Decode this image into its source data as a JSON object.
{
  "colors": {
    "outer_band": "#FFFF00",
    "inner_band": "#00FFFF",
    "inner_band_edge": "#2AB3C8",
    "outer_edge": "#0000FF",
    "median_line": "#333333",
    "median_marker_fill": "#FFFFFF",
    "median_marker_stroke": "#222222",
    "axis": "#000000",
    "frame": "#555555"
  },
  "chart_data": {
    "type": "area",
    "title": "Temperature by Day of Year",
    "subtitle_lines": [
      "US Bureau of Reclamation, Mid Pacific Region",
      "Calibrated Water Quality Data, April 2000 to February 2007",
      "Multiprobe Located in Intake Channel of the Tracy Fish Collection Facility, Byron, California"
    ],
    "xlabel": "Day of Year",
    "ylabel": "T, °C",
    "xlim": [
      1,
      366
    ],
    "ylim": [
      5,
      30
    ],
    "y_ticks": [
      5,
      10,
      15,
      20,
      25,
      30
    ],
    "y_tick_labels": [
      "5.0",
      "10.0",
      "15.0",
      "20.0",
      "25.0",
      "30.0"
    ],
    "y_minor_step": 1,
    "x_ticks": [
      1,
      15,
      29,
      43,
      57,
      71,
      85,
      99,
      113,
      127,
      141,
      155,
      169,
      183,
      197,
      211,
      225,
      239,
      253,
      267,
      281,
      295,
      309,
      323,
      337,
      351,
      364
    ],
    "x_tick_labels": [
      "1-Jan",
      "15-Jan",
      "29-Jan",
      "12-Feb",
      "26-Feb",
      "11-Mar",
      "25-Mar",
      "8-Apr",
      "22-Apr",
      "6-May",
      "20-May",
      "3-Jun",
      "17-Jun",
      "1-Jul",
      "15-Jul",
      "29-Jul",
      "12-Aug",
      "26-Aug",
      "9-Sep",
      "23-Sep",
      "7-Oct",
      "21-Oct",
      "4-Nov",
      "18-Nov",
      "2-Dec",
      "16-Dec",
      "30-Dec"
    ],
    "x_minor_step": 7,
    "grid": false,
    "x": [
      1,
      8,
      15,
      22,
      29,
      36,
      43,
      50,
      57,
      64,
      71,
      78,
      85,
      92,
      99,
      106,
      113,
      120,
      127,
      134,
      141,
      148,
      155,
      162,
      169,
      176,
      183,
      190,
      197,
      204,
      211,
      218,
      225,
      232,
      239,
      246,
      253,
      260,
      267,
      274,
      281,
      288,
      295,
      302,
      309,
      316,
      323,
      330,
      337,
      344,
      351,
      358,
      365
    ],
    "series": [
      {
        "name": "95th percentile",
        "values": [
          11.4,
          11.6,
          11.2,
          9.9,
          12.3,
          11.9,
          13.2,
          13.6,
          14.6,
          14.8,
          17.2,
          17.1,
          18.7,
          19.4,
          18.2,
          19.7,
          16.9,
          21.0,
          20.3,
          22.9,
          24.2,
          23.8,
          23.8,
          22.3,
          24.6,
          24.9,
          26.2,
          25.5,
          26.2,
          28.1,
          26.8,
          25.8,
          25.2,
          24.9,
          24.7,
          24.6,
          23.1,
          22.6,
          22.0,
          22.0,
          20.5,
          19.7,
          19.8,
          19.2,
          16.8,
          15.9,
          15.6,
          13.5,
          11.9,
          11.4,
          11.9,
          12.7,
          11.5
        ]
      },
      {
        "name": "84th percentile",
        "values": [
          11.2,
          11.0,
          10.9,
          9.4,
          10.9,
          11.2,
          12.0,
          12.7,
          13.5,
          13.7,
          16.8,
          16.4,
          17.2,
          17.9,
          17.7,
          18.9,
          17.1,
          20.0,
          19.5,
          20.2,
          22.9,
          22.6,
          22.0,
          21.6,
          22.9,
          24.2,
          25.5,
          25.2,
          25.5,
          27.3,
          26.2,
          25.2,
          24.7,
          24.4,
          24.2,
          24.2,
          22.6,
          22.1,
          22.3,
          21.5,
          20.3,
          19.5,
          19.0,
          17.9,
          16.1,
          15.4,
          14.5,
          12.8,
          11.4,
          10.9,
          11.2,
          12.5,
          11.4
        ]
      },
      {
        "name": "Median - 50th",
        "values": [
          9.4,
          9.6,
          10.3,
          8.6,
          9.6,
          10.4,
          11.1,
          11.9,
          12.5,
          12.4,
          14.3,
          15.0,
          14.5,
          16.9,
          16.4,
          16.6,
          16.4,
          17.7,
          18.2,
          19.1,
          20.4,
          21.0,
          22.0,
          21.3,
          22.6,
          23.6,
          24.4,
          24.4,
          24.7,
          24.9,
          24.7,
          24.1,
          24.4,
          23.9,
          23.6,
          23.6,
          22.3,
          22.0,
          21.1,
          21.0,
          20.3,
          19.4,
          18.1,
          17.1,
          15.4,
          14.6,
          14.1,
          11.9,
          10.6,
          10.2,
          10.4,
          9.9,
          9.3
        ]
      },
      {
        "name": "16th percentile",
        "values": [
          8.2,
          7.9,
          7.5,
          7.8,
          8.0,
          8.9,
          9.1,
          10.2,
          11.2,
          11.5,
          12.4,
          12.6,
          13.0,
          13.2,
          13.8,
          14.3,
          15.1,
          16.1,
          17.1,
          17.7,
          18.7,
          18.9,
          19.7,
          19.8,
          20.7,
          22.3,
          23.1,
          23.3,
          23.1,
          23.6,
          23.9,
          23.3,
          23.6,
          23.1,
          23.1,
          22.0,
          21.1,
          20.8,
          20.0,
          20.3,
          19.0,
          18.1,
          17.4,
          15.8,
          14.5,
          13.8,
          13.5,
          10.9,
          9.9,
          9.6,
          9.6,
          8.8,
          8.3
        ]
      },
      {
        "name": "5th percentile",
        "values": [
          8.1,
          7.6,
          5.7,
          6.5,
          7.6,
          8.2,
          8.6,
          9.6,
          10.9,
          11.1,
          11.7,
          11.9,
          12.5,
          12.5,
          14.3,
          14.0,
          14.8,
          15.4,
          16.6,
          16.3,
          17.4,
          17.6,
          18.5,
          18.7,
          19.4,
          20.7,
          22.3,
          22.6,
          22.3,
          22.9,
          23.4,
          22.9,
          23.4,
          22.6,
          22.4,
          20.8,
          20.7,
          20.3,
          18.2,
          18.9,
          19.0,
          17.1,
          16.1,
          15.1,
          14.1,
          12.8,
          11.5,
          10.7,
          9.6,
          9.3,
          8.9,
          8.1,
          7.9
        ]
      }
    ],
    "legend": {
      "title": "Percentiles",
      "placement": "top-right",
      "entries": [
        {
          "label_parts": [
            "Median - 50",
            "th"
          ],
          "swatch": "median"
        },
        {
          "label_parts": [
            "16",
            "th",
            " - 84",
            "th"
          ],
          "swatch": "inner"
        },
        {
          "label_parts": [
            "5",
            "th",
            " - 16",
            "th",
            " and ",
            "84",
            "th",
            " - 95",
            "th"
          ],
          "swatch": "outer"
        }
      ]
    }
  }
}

Directions: Find the string "name" in the records, then copy each line where it occurs.

Output:
        "name": "95th percentile",
        "name": "84th percentile",
        "name": "Median - 50th",
        "name": "16th percentile",
        "name": "5th percentile",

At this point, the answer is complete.